___ 文書の抜粋 ___

説明

電動機と機器との端子接続構造、電動機及び電動パワーステアリング装置

【課題】電動機の端子と機器の端子とを電気的に接続する際の信頼性を向上させること。
【解決手段】電動機の端子接続構造1は、電動機30が有する複数の電動機側端子3と、機器31が有する複数の機器側端子5とを電気的に接続する構造である。それぞれの電動機側端子3は、機器側端子5と接続される側における接続面3Cが平行に配列され、また、それぞれの機器側端子5は、電動機側端子3と接続される側における接続面5Cが平行に配列されている。また、それぞれの電動機側端子3の接続面3Cとそれぞれの機器側端子5の接続面5Cとが対向した状態で両者が電気的に接続される。

【発明の詳細な説明】
【技術分野】
【0001】
本発明は、電動機の端子と機器の端子とを電気的に接続するための電動機と機器との端子接続構造、この電動機と機器との端子接続構造を用いた電動機及び電動機と機器との端子接続構造を用いた電動機をアシスト用電動機とする電動パワーステアリング装置に関する。

___ 提供資料 ___

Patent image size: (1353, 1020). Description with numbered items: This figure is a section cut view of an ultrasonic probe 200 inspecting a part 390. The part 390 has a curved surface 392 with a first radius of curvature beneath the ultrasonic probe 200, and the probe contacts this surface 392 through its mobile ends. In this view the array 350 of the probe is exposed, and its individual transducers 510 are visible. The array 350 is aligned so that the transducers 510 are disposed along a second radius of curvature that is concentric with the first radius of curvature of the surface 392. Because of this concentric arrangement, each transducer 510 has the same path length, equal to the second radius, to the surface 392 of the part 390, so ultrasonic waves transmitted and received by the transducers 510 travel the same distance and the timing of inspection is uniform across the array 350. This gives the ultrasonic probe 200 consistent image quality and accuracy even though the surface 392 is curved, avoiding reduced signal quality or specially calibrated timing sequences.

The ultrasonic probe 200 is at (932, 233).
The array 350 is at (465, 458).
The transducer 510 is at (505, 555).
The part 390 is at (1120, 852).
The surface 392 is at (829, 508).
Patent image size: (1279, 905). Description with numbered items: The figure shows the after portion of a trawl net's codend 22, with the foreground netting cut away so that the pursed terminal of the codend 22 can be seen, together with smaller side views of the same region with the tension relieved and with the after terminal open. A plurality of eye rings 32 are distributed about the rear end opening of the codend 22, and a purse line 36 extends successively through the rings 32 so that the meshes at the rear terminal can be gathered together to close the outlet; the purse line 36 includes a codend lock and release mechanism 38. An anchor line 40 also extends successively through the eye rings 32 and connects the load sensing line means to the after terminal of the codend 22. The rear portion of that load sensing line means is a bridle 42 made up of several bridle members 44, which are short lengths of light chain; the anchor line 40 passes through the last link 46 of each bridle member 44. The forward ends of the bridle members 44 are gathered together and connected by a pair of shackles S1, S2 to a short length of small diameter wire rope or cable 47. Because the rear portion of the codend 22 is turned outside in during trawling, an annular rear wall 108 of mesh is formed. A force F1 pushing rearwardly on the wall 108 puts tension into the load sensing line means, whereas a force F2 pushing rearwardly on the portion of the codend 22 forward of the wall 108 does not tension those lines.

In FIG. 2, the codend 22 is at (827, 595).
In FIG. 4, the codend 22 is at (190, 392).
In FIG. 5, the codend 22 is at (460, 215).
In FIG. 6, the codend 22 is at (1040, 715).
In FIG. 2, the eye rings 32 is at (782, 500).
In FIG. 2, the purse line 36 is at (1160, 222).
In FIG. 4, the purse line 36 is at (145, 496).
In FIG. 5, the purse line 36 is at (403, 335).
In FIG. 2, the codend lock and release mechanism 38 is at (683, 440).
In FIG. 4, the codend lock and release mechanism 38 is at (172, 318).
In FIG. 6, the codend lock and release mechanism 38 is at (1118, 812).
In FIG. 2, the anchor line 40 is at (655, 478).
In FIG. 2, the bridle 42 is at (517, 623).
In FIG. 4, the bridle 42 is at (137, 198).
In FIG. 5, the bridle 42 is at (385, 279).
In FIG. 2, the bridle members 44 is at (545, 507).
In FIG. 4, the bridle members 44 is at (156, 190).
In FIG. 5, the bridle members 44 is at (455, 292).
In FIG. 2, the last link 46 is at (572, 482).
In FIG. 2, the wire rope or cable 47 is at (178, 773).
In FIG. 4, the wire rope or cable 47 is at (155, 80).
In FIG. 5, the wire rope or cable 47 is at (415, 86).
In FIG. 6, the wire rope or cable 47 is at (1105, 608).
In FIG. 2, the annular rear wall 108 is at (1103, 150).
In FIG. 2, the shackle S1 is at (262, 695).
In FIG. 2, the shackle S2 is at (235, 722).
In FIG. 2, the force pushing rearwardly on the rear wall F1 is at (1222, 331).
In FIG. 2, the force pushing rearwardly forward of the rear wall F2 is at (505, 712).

___

作業内容:
**1)** 電動機の端子接続構造に関する文書のうち、「電動機と機器との端子接続構造、電動機及び電動パワーステアリング装置」から「で両者が電気的に接続される。」までの部分を正確に書き写してください。
**2)** 提供資料の行の先頭から「The array 350 is at (465, 458).」を含む行までについて、「section cut view」を「cross-sectional view」に置き換えて書き出してください。それ以外は一切変えず、この範囲の行だけを示すこと。

各作業の解答:
**1)**
電動機と機器との端子接続構造、電動機及び電動パワーステアリング装置

【課題】電動機の端子と機器の端子とを電気的に接続する際の信頼性を向上させること。
【解決手段】電動機の端子接続構造1は、電動機30が有する複数の電動機側端子3と、機器31が有する複数の機器側端子5とを電気的に接続する構造である。それぞれの電動機側端子3は、機器側端子5と接続される側における接続面3Cが平行に配列され、また、それぞれの機器側端子5は、電動機側端子3と接続される側における接続面5Cが平行に配列されている。また、それぞれの電動機側端子3の接続面3Cとそれぞれの機器側端子5の接続面5Cとが対向した状態で両者が電気的に接続される。

**2)**
Patent image size: (1353, 1020). Description with numbered items: This figure is a cross-sectional view of an ultrasonic probe 200 inspecting a part 390. The part 390 has a curved surface 392 with a first radius of curvature beneath the ultrasonic probe 200, and the probe contacts this surface 392 through its mobile ends. In this view the array 350 of the probe is exposed, and its individual transducers 510 are visible. The array 350 is aligned so that the transducers 510 are disposed along a second radius of curvature that is concentric with the first radius of curvature of the surface 392. Because of this concentric arrangement, each transducer 510 has the same path length, equal to the second radius, to the surface 392 of the part 390, so ultrasonic waves transmitted and received by the transducers 510 travel the same distance and the timing of inspection is uniform across the array 350. This gives the ultrasonic probe 200 consistent image quality and accuracy even though the surface 392 is curved, avoiding reduced signal quality or specially calibrated timing sequences.

The ultrasonic probe 200 is at (932, 233).
The array 350 is at (465, 458).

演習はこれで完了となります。